** Begin RECORDED INFORMATION **

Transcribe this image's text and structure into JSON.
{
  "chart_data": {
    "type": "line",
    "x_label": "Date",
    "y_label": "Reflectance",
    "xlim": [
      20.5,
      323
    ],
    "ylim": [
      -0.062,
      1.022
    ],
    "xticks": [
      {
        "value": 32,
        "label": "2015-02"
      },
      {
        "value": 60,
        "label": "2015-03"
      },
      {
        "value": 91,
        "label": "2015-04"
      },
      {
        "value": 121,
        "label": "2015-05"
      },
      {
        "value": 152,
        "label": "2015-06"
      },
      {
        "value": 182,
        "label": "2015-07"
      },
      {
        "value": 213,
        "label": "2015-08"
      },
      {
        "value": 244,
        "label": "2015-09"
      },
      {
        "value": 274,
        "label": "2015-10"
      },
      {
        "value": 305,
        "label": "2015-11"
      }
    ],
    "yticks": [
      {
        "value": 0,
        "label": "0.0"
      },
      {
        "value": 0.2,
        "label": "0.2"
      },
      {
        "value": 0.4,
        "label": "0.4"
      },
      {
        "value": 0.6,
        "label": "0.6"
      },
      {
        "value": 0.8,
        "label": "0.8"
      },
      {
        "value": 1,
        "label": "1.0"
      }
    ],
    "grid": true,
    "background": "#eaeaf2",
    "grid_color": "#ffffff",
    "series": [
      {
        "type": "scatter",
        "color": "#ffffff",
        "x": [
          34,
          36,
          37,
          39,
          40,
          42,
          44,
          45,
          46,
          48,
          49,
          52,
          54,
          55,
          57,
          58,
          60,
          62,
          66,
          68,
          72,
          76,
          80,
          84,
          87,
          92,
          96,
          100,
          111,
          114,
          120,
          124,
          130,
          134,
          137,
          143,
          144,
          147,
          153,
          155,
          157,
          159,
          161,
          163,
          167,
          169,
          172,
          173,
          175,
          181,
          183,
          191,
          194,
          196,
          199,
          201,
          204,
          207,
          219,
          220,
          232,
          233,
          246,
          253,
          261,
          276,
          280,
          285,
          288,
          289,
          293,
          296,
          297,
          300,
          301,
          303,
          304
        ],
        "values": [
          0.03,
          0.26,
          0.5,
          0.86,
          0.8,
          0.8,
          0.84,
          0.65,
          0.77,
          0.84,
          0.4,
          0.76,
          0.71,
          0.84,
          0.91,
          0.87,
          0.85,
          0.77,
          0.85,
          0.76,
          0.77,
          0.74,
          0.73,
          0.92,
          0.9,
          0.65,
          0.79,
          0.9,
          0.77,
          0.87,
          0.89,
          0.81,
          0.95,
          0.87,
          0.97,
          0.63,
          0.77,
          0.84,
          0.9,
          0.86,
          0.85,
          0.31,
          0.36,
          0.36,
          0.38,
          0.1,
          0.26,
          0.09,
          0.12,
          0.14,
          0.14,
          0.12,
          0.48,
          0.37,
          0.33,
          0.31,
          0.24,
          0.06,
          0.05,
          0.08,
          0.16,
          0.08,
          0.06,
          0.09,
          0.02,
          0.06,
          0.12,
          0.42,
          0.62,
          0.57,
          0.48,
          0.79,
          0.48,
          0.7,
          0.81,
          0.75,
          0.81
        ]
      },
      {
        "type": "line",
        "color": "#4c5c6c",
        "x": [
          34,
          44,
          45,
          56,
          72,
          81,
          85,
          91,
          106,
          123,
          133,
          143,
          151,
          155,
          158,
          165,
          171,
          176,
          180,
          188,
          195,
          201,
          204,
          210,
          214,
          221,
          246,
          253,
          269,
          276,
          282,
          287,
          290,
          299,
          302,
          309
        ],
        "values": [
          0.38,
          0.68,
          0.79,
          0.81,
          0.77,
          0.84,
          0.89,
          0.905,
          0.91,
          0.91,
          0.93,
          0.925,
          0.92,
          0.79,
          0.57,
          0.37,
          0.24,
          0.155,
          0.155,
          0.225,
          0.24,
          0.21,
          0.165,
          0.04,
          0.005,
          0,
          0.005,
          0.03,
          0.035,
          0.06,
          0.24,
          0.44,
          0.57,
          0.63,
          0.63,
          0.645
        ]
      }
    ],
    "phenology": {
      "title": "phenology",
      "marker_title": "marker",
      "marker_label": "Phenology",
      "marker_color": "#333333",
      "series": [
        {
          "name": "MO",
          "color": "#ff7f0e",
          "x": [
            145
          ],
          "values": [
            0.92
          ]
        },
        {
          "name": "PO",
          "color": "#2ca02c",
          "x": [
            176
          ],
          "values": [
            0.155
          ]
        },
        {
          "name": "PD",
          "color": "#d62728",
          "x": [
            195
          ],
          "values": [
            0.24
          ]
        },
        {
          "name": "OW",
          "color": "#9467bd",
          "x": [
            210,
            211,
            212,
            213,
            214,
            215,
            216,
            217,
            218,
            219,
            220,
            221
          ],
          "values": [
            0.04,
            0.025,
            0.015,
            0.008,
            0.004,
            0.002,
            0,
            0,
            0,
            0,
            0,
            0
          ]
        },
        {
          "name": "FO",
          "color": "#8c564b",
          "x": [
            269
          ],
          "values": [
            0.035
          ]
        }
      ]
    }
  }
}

** End RECORDED INFORMATION **

§ **THE PROBLEM**: Without omitting anything, output the entries exactly.

§ **COMPLETED EXERCISE**:
Transcribe this image's text and structure into JSON.
{
  "chart_data": {
    "type": "line",
    "x_label": "Date",
    "y_label": "Reflectance",
    "xlim": [
      20.5,
      323
    ],
    "ylim": [
      -0.062,
      1.022
    ],
    "xticks": [
      {
        "value": 32,
        "label": "2015-02"
      },
      {
        "value": 60,
        "label": "2015-03"
      },
      {
        "value": 91,
        "label": "2015-04"
      },
      {
        "value": 121,
        "label": "2015-05"
      },
      {
        "value": 152,
        "label": "2015-06"
      },
      {
        "value": 182,
        "label": "2015-07"
      },
      {
        "value": 213,
        "label": "2015-08"
      },
      {
        "value": 244,
        "label": "2015-09"
      },
      {
        "value": 274,
        "label": "2015-10"
      },
      {
        "value": 305,
        "label": "2015-11"
      }
    ],
    "yticks": [
      {
        "value": 0,
        "label": "0.0"
      },
      {
        "value": 0.2,
        "label": "0.2"
      },
      {
        "value": 0.4,
        "label": "0.4"
      },
      {
        "value": 0.6,
        "label": "0.6"
      },
      {
        "value": 0.8,
        "label": "0.8"
      },
      {
        "value": 1,
        "label": "1.0"
      }
    ],
    "grid": true,
    "background": "#eaeaf2",
    "grid_color": "#ffffff",
    "series": [
      {
        "type": "scatter",
        "color": "#ffffff",
        "x": [
          34,
          36,
          37,
          39,
          40,
          42,
          44,
          45,
          46,
          48,
          49,
          52,
          54,
          55,
          57,
          58,
          60,
          62,
          66,
          68,
          72,
          76,
          80,
          84,
          87,
          92,
          96,
          100,
          111,
          114,
          120,
          124,
          130,
          134,
          137,
          143,
          144,
          147,
          153,
          155,
          157,
          159,
          161,
          163,
          167,
          169,
          172,
          173,
          175,
          181,
          183,
          191,
          194,
          196,
          199,
          201,
          204,
          207,
          219,
          220,
          232,
          233,
          246,
          253,
          261,
          276,
          280,
          285,
          288,
          289,
          293,
          296,
          297,
          300,
          301,
          303,
          304
        ],
        "values": [
          0.03,
          0.26,
          0.5,
          0.86,
          0.8,
          0.8,
          0.84,
          0.65,
          0.77,
          0.84,
          0.4,
          0.76,
          0.71,
          0.84,
          0.91,
          0.87,
          0.85,
          0.77,
          0.85,
          0.76,
          0.77,
          0.74,
          0.73,
          0.92,
          0.9,
          0.65,
          0.79,
          0.9,
          0.77,
          0.87,
          0.89,
          0.81,
          0.95,
          0.87,
          0.97,
          0.63,
          0.77,
          0.84,
          0.9,
          0.86,
          0.85,
          0.31,
          0.36,
          0.36,
          0.38,
          0.1,
          0.26,
          0.09,
          0.12,
          0.14,
          0.14,
          0.12,
          0.48,
          0.37,
          0.33,
          0.31,
          0.24,
          0.06,
          0.05,
          0.08,
          0.16,
          0.08,
          0.06,
          0.09,
          0.02,
          0.06,
          0.12,
          0.42,
          0.62,
          0.57,
          0.48,
          0.79,
          0.48,
          0.7,
          0.81,
          0.75,
          0.81
        ]
      },
      {
        "type": "line",
        "color": "#4c5c6c",
        "x": [
          34,
          44,
          45,
          56,
          72,
          81,
          85,
          91,
          106,
          123,
          133,
          143,
          151,
          155,
          158,
          165,
          171,
          176,
          180,
          188,
          195,
          201,
          204,
          210,
          214,
          221,
          246,
          253,
          269,
          276,
          282,
          287,
          290,
          299,
          302,
          309
        ],
        "values": [
          0.38,
          0.68,
          0.79,
          0.81,
          0.77,
          0.84,
          0.89,
          0.905,
          0.91,
          0.91,
          0.93,
          0.925,
          0.92,
          0.79,
          0.57,
          0.37,
          0.24,
          0.155,
          0.155,
          0.225,
          0.24,
          0.21,
          0.165,
          0.04,
          0.005,
          0,
          0.005,
          0.03,
          0.035,
          0.06,
          0.24,
          0.44,
          0.57,
          0.63,
          0.63,
          0.645
        ]
      }
    ],
    "phenology": {
      "title": "phenology",
      "marker_title": "marker",
      "marker_label": "Phenology",
      "marker_color": "#333333",
      "series": [
        {
          "name": "MO",
          "color": "#ff7f0e",
          "x": [
            145
          ],
          "values": [
            0.92
          ]
        },
        {
          "name": "PO",
          "color": "#2ca02c",
          "x": [
            176
          ],
          "values": [
            0.155
          ]
        },
        {
          "name": "PD",
          "color": "#d62728",
          "x": [
            195
          ],
          "values": [
            0.24
          ]
        },
        {
          "name": "OW",
          "color": "#9467bd",
          "x": [
            210,
            211,
            212,
            213,
            214,
            215,
            216,
            217,
            218,
            219,
            220,
            221
          ],
          "values": [
            0.04,
            0.025,
            0.015,
            0.008,
            0.004,
            0.002,
            0,
            0,
            0,
            0,
            0,
            0
          ]
        },
        {
          "name": "FO",
          "color": "#8c564b",
          "x": [
            269
          ],
          "values": [
            0.035
          ]
        }
      ]
    }
  }
}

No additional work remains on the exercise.